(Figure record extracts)
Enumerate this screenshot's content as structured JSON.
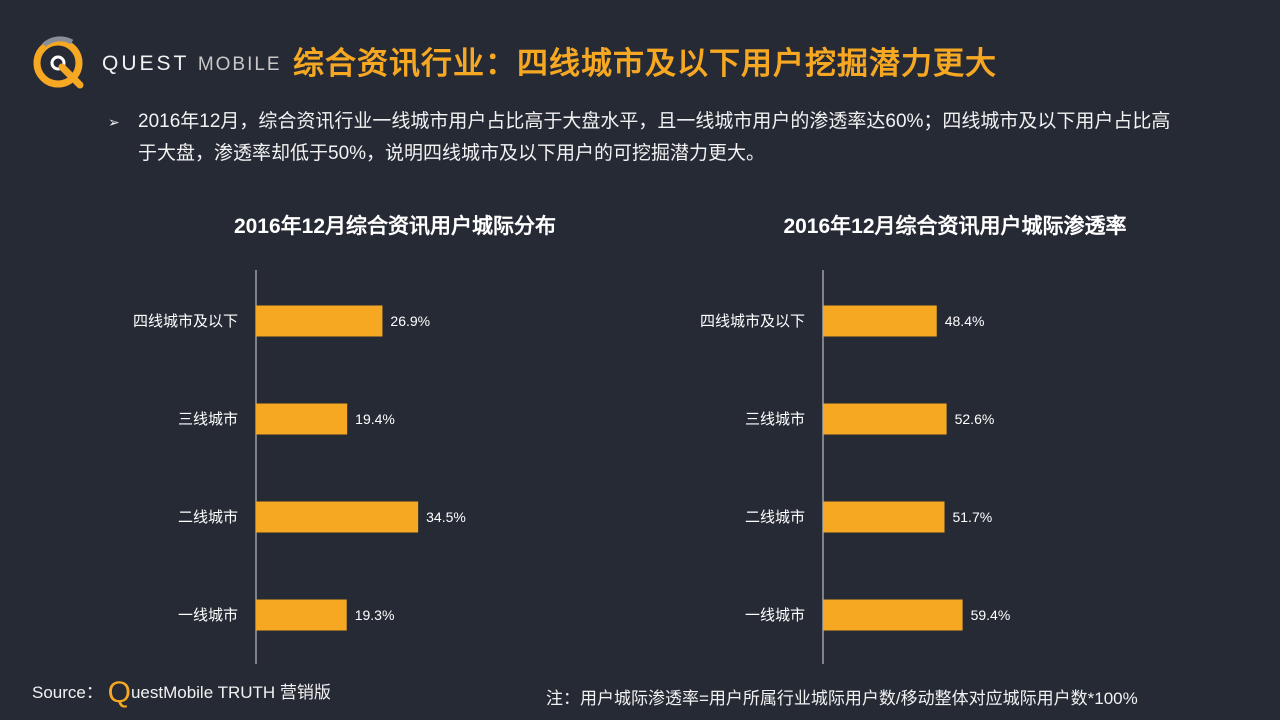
{
  "header": {
    "logo_brand": "QUEST",
    "logo_sub": "MOBILE",
    "title": "综合资讯行业：四线城市及以下用户挖掘潜力更大"
  },
  "bullet": {
    "marker": "➢",
    "text": "2016年12月，综合资讯行业一线城市用户占比高于大盘水平，且一线城市用户的渗透率达60%；四线城市及以下用户占比高于大盘，渗透率却低于50%，说明四线城市及以下用户的可挖掘潜力更大。"
  },
  "colors": {
    "bar": "#f7a823",
    "background": "#262a35",
    "title": "#f7a823"
  },
  "chart_data": [
    {
      "type": "bar",
      "orientation": "horizontal",
      "title": "2016年12月综合资讯用户城际分布",
      "categories": [
        "四线城市及以下",
        "三线城市",
        "二线城市",
        "一线城市"
      ],
      "values": [
        26.9,
        19.4,
        34.5,
        19.3
      ],
      "value_labels": [
        "26.9%",
        "19.4%",
        "34.5%",
        "19.3%"
      ],
      "xlim": [
        0,
        100
      ],
      "grid": false,
      "legend": "none"
    },
    {
      "type": "bar",
      "orientation": "horizontal",
      "title": "2016年12月综合资讯用户城际渗透率",
      "categories": [
        "四线城市及以下",
        "三线城市",
        "二线城市",
        "一线城市"
      ],
      "values": [
        48.4,
        52.6,
        51.7,
        59.4
      ],
      "value_labels": [
        "48.4%",
        "52.6%",
        "51.7%",
        "59.4%"
      ],
      "xlim": [
        0,
        200
      ],
      "grid": false,
      "legend": "none"
    }
  ],
  "footer": {
    "source_label": "Source：",
    "source_q": "Q",
    "source_rest": "uestMobile TRUTH 营销版",
    "note": "注：用户城际渗透率=用户所属行业城际用户数/移动整体对应城际用户数*100%"
  }
}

WHAT YOU HAVE TO DO
Reproduce the whole listing word for word, setting aside any pictures.

WRITTEN ANSWER
Enumerate this screenshot's content as structured JSON.
{
  "header": {
    "logo_brand": "QUEST",
    "logo_sub": "MOBILE",
    "title": "综合资讯行业：四线城市及以下用户挖掘潜力更大"
  },
  "bullet": {
    "marker": "➢",
    "text": "2016年12月，综合资讯行业一线城市用户占比高于大盘水平，且一线城市用户的渗透率达60%；四线城市及以下用户占比高于大盘，渗透率却低于50%，说明四线城市及以下用户的可挖掘潜力更大。"
  },
  "colors": {
    "bar": "#f7a823",
    "background": "#262a35",
    "title": "#f7a823"
  },
  "chart_data": [
    {
      "type": "bar",
      "orientation": "horizontal",
      "title": "2016年12月综合资讯用户城际分布",
      "categories": [
        "四线城市及以下",
        "三线城市",
        "二线城市",
        "一线城市"
      ],
      "values": [
        26.9,
        19.4,
        34.5,
        19.3
      ],
      "value_labels": [
        "26.9%",
        "19.4%",
        "34.5%",
        "19.3%"
      ],
      "xlim": [
        0,
        100
      ],
      "grid": false,
      "legend": "none"
    },
    {
      "type": "bar",
      "orientation": "horizontal",
      "title": "2016年12月综合资讯用户城际渗透率",
      "categories": [
        "四线城市及以下",
        "三线城市",
        "二线城市",
        "一线城市"
      ],
      "values": [
        48.4,
        52.6,
        51.7,
        59.4
      ],
      "value_labels": [
        "48.4%",
        "52.6%",
        "51.7%",
        "59.4%"
      ],
      "xlim": [
        0,
        200
      ],
      "grid": false,
      "legend": "none"
    }
  ],
  "footer": {
    "source_label": "Source：",
    "source_q": "Q",
    "source_rest": "uestMobile TRUTH 营销版",
    "note": "注：用户城际渗透率=用户所属行业城际用户数/移动整体对应城际用户数*100%"
  }
}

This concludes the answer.